WRITTEN EXERCISE 1 ▸
In the mailing list thread, what is given as the altmap's whole reason for existence?

QUOTED TEXT ▸
Re: [PATCH RFC 1/9] memremap: add ZONE_DEVICE support for compound pages

2021-02-23 Thread Dan Williams

On Tue, Feb 23, 2021 at 7:46 AM Joao Martins  wrote:
>
> On 2/22/21 8:37 PM, Dan Williams wrote:
> > On Mon, Feb 22, 2021 at 3:24 AM Joao Martins  
> > wrote:
> >> On 2/20/21 1:43 AM, Dan Williams wrote:
> >>> On Tue, Dec 8, 2020 at 9:59 PM John Hubbard  wrote:
>  On 12/8/20 9:28 AM, Joao Martins wrote:
> > diff --git a/mm/memremap.c b/mm/memremap.c
> > index 16b2fb482da1..287a24b7a65a 100644
> > --- a/mm/memremap.c
> > +++ b/mm/memremap.c
> > @@ -277,8 +277,12 @@ static int pagemap_range(struct dev_pagemap 
> > *pgmap, struct mhp_params *params,
> >   memmap_init_zone_device(_DATA(nid)->node_zones[ZONE_DEVICE],
> >   PHYS_PFN(range->start),
> >   PHYS_PFN(range_len(range)), pgmap);
> > - percpu_ref_get_many(pgmap->ref, pfn_end(pgmap, range_id)
> > - - pfn_first(pgmap, range_id));
> > + if (pgmap->flags & PGMAP_COMPOUND)
> > + percpu_ref_get_many(pgmap->ref, (pfn_end(pgmap, range_id)
> > + - pfn_first(pgmap, range_id)) / 
> > PHYS_PFN(pgmap->align));
> 
>  Is there some reason that we cannot use range_len(), instead of 
>  pfn_end() minus
>  pfn_first()? (Yes, this more about the pre-existing code than about your 
>  change.)
> 
>  And if not, then why are the nearby range_len() uses OK? I realize that 
>  range_len()
>  is simpler and skips a case, but it's not clear that it's required here. 
>  But I'm
>  new to this area so be warned. :)
> >>>
> >>> There's a subtle distinction between the range that was passed in and
> >>> the pfns that are activated inside of it. See the offset trickery in
> >>> pfn_first().
> >>>
>  Also, dividing by PHYS_PFN() feels quite misleading: that function does 
>  what you
>  happen to want, but is not named accordingly. Can you use or create 
>  something
>  more accurately named? Like "number of pages in this large page"?
> >>>
> >>> It's not the number of pages in a large page it's converting bytes to
> >>> pages. Other place in the kernel write it as (x >> PAGE_SHIFT), but my
> >>> though process was if I'm going to add () might as well use a macro
> >>> that already does this.
> >>>
> >>> That said I think this calculation is broken precisely because
> >>> pfn_first() makes the result unaligned.
> >>>
> >>> Rather than fix the unaligned pfn_first() problem I would use this
> >>> support as an opportunity to revisit the option of storing pages in
> >>> the vmem_altmap reserve soace. The altmap's whole reason for existence
> >>> was that 1.5% of large PMEM might completely swamp DRAM. However if
> >>> that overhead is reduced by an order (or orders) of magnitude the
> >>> primary need for vmem_altmap vanishes.

WRITTEN EXERCISE 2 ▸
Update the records from their first line through the line holding "- row-label: As % of GDP: [38, 470, 513, 511]", inclusive, changing every "cell-value" to "table-cell" and keeping everything else the same.

RECORDS TO USE ▸
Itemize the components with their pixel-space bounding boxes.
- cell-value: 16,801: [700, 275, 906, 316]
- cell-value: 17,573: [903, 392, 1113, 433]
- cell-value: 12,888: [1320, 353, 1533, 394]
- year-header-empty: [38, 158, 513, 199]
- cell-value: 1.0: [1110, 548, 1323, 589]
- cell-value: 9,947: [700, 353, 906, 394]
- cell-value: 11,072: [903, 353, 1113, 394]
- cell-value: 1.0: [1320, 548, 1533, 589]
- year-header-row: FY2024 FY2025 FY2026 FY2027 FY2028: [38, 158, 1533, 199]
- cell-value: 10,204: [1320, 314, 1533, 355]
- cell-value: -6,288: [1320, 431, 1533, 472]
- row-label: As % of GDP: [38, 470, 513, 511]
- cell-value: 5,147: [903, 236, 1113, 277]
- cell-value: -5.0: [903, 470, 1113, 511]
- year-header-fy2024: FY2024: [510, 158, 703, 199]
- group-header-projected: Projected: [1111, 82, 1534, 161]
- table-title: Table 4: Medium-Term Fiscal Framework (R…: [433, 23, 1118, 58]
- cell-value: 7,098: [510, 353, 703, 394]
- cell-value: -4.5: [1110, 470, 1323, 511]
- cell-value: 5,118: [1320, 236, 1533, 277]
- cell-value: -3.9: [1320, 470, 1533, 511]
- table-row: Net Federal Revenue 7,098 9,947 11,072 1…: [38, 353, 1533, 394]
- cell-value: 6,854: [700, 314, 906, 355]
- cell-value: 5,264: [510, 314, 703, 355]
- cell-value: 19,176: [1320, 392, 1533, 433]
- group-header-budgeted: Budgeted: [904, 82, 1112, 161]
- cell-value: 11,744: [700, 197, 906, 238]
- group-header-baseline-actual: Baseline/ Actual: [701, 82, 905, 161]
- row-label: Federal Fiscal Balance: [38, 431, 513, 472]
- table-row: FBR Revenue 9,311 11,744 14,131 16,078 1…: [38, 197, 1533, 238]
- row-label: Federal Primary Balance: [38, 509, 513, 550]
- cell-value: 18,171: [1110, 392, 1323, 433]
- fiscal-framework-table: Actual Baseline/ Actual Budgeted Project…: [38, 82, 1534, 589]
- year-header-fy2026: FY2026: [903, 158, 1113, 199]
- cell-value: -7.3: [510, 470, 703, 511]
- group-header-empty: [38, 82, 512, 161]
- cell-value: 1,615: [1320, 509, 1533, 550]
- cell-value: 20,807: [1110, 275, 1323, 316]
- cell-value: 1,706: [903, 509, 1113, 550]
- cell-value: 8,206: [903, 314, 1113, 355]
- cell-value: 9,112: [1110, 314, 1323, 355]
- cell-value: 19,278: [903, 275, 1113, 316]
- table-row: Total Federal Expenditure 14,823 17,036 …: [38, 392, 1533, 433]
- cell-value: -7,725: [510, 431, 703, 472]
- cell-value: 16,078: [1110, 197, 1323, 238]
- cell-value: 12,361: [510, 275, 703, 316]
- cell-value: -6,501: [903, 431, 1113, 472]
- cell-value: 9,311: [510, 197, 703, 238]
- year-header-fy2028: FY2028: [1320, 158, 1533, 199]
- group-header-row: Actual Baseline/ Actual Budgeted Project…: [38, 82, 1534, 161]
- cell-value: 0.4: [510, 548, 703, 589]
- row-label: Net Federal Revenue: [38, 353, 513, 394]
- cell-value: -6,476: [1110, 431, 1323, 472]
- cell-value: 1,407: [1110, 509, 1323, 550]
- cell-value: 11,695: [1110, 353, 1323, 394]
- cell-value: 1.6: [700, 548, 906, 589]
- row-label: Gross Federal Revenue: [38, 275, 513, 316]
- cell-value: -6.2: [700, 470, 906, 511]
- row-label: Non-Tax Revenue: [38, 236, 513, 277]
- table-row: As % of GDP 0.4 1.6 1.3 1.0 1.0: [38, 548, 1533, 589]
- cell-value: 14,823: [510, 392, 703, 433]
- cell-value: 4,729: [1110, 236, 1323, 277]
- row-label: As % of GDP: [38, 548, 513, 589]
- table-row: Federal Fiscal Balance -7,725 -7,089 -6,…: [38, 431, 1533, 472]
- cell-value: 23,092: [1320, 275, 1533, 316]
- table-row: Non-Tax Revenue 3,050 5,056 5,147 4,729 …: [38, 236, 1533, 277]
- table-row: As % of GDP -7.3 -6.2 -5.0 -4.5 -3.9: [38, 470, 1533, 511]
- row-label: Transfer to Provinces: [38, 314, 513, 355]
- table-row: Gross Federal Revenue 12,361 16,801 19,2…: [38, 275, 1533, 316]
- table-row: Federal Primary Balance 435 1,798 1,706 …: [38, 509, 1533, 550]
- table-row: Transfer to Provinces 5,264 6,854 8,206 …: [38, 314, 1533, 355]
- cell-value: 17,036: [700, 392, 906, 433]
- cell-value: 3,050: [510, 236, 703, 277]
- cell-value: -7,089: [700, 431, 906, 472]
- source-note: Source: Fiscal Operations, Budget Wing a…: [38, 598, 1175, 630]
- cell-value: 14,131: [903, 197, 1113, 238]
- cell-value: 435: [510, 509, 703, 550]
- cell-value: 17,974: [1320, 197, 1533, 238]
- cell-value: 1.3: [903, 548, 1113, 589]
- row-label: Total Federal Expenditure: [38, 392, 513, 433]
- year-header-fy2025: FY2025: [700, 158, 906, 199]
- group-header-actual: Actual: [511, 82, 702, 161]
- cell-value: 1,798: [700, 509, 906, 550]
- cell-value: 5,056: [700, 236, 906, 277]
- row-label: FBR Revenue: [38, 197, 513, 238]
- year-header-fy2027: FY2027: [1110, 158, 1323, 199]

FINISHED ANSWER 1 ▸
That 1.5% of large PMEM might completely swamp DRAM.

FINISHED ANSWER 2 ▸
Itemize the components with their pixel-space bounding boxes.
- table-cell: 16,801: [700, 275, 906, 316]
- table-cell: 17,573: [903, 392, 1113, 433]
- table-cell: 12,888: [1320, 353, 1533, 394]
- year-header-empty: [38, 158, 513, 199]
- table-cell: 1.0: [1110, 548, 1323, 589]
- table-cell: 9,947: [700, 353, 906, 394]
- table-cell: 11,072: [903, 353, 1113, 394]
- table-cell: 1.0: [1320, 548, 1533, 589]
- year-header-row: FY2024 FY2025 FY2026 FY2027 FY2028: [38, 158, 1533, 199]
- table-cell: 10,204: [1320, 314, 1533, 355]
- table-cell: -6,288: [1320, 431, 1533, 472]
- row-label: As % of GDP: [38, 470, 513, 511]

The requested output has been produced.